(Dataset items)
▬▬▬
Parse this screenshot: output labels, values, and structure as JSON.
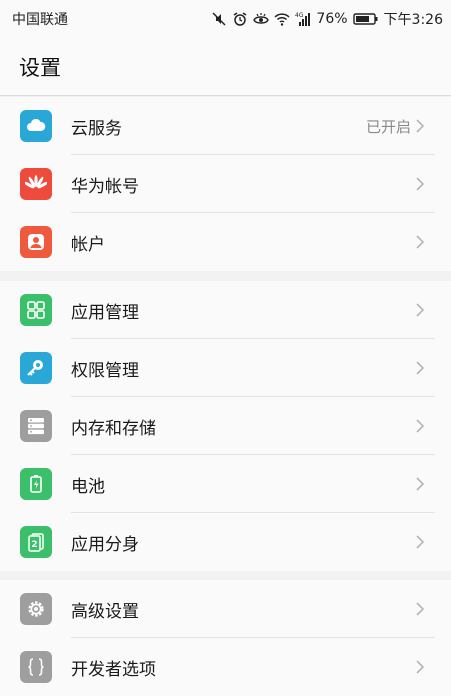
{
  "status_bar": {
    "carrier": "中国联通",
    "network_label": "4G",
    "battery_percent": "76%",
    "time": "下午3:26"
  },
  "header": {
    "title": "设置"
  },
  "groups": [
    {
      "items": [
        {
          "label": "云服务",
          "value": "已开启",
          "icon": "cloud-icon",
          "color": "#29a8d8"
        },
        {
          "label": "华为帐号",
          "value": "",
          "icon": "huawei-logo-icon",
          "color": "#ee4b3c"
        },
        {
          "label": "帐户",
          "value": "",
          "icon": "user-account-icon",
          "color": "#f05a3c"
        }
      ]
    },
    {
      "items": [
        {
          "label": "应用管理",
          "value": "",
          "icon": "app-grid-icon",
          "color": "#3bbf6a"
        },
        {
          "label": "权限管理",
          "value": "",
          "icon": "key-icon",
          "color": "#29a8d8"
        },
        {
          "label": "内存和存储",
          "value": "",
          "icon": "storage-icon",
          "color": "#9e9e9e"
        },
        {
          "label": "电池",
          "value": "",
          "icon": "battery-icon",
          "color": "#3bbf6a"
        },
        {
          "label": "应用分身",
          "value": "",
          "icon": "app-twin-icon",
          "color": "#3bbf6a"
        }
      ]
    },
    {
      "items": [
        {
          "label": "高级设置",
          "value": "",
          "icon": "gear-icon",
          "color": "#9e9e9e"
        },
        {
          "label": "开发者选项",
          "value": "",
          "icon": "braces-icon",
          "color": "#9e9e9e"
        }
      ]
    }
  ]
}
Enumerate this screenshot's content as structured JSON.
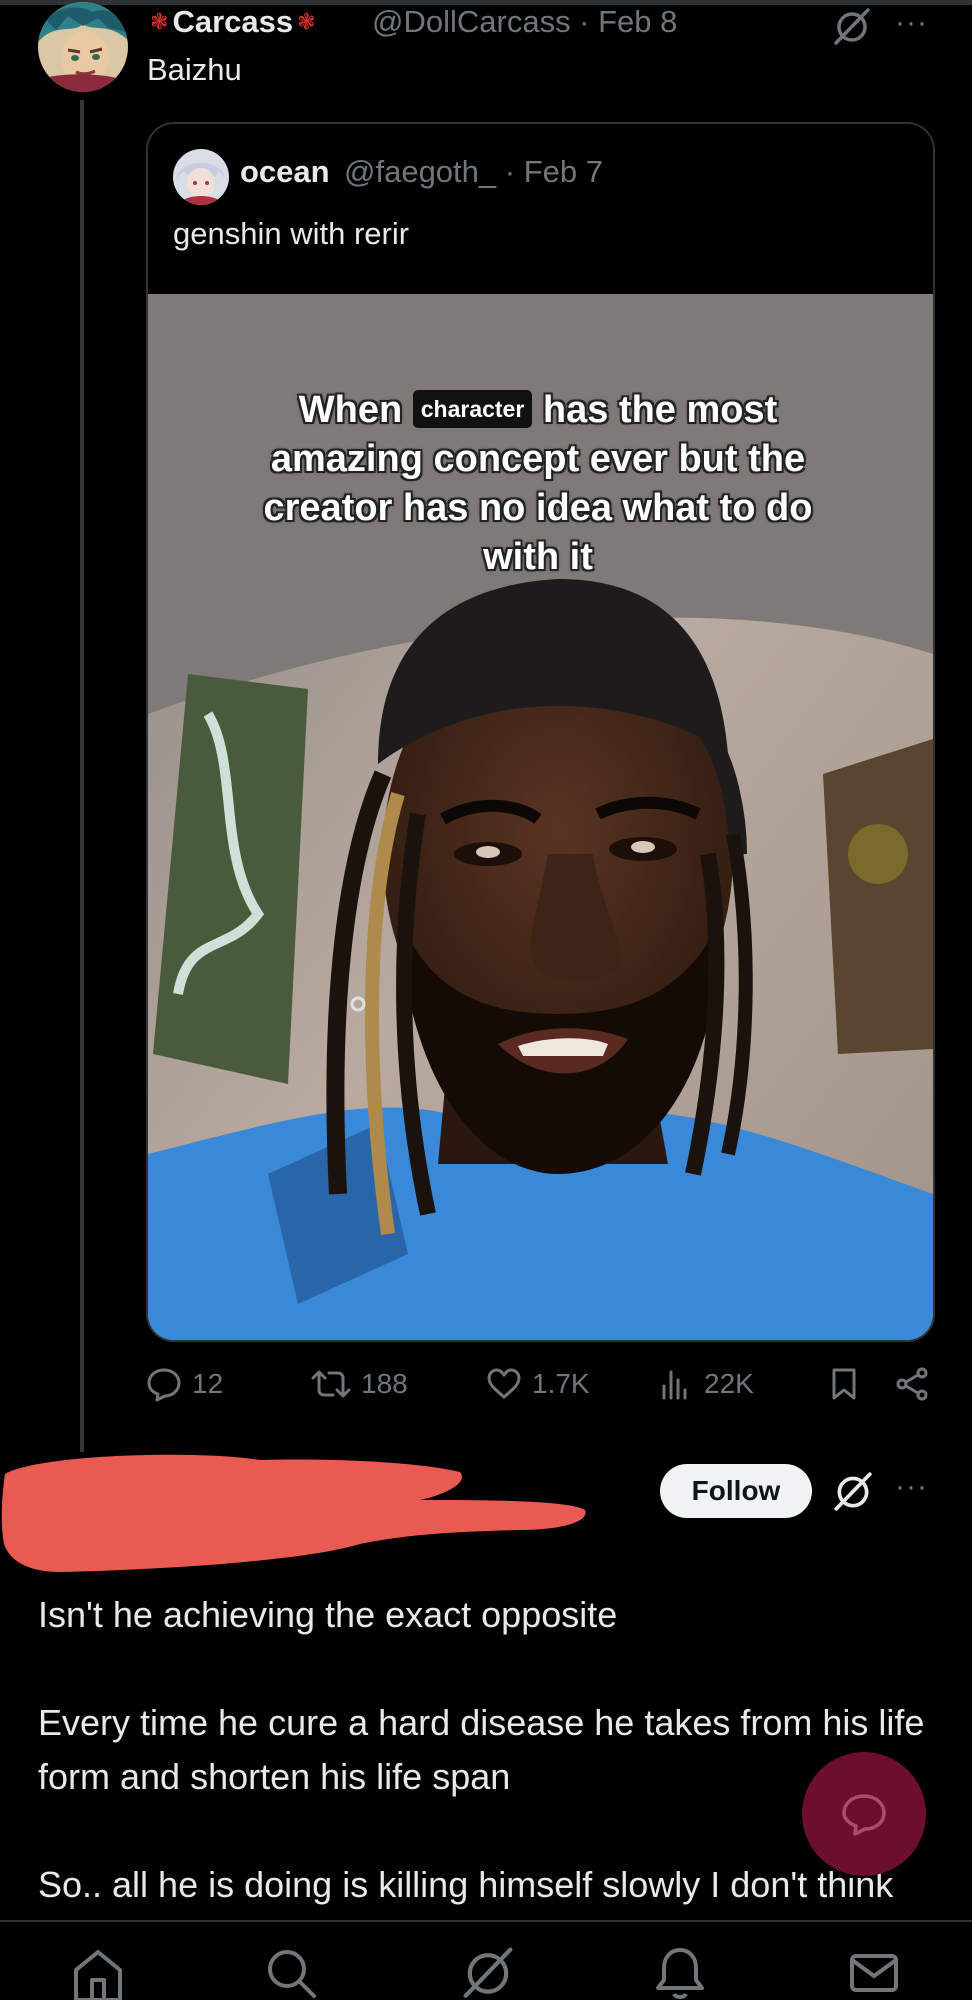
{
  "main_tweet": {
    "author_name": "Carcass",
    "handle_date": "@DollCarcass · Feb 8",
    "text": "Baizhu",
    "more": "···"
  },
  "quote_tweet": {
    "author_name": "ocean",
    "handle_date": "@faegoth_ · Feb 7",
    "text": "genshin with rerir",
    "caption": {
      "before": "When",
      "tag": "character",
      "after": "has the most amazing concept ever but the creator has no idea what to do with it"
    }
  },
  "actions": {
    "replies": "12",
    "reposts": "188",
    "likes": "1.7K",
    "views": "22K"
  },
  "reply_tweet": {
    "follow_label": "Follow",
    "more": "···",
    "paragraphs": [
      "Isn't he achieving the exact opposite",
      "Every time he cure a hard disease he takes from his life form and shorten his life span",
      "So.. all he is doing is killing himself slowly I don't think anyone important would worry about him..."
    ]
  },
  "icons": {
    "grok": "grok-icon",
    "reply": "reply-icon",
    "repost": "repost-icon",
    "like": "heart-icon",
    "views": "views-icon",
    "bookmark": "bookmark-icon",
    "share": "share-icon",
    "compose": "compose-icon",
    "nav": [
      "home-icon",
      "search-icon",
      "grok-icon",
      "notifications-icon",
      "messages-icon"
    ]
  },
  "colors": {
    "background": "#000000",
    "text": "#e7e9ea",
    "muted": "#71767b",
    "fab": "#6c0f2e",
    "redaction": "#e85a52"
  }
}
▬▬▬
**WORK TO DO**: Output each line exactly; omit every picture.

**FINISHED EXERCISE**:
Parse this screenshot: output labels, values, and structure as JSON.
{
  "status_bar": {
    "carrier": "中国联通",
    "network_label": "4G",
    "battery_percent": "76%",
    "time": "下午3:26"
  },
  "header": {
    "title": "设置"
  },
  "groups": [
    {
      "items": [
        {
          "label": "云服务",
          "value": "已开启",
          "icon": "cloud-icon",
          "color": "#29a8d8"
        },
        {
          "label": "华为帐号",
          "value": "",
          "icon": "huawei-logo-icon",
          "color": "#ee4b3c"
        },
        {
          "label": "帐户",
          "value": "",
          "icon": "user-account-icon",
          "color": "#f05a3c"
        }
      ]
    },
    {
      "items": [
        {
          "label": "应用管理",
          "value": "",
          "icon": "app-grid-icon",
          "color": "#3bbf6a"
        },
        {
          "label": "权限管理",
          "value": "",
          "icon": "key-icon",
          "color": "#29a8d8"
        },
        {
          "label": "内存和存储",
          "value": "",
          "icon": "storage-icon",
          "color": "#9e9e9e"
        },
        {
          "label": "电池",
          "value": "",
          "icon": "battery-icon",
          "color": "#3bbf6a"
        },
        {
          "label": "应用分身",
          "value": "",
          "icon": "app-twin-icon",
          "color": "#3bbf6a"
        }
      ]
    },
    {
      "items": [
        {
          "label": "高级设置",
          "value": "",
          "icon": "gear-icon",
          "color": "#9e9e9e"
        },
        {
          "label": "开发者选项",
          "value": "",
          "icon": "braces-icon",
          "color": "#9e9e9e"
        }
      ]
    }
  ]
}
Enumerate this screenshot's content as structured JSON.
{
  "main_tweet": {
    "author_name": "Carcass",
    "handle_date": "@DollCarcass · Feb 8",
    "text": "Baizhu",
    "more": "···"
  },
  "quote_tweet": {
    "author_name": "ocean",
    "handle_date": "@faegoth_ · Feb 7",
    "text": "genshin with rerir",
    "caption": {
      "before": "When",
      "tag": "character",
      "after": "has the most amazing concept ever but the creator has no idea what to do with it"
    }
  },
  "actions": {
    "replies": "12",
    "reposts": "188",
    "likes": "1.7K",
    "views": "22K"
  },
  "reply_tweet": {
    "follow_label": "Follow",
    "more": "···",
    "paragraphs": [
      "Isn't he achieving the exact opposite",
      "Every time he cure a hard disease he takes from his life form and shorten his life span",
      "So.. all he is doing is killing himself slowly I don't think anyone important would worry about him..."
    ]
  },
  "icons": {
    "grok": "grok-icon",
    "reply": "reply-icon",
    "repost": "repost-icon",
    "like": "heart-icon",
    "views": "views-icon",
    "bookmark": "bookmark-icon",
    "share": "share-icon",
    "compose": "compose-icon",
    "nav": [
      "home-icon",
      "search-icon",
      "grok-icon",
      "notifications-icon",
      "messages-icon"
    ]
  },
  "colors": {
    "background": "#000000",
    "text": "#e7e9ea",
    "muted": "#71767b",
    "fab": "#6c0f2e",
    "redaction": "#e85a52"
  }
}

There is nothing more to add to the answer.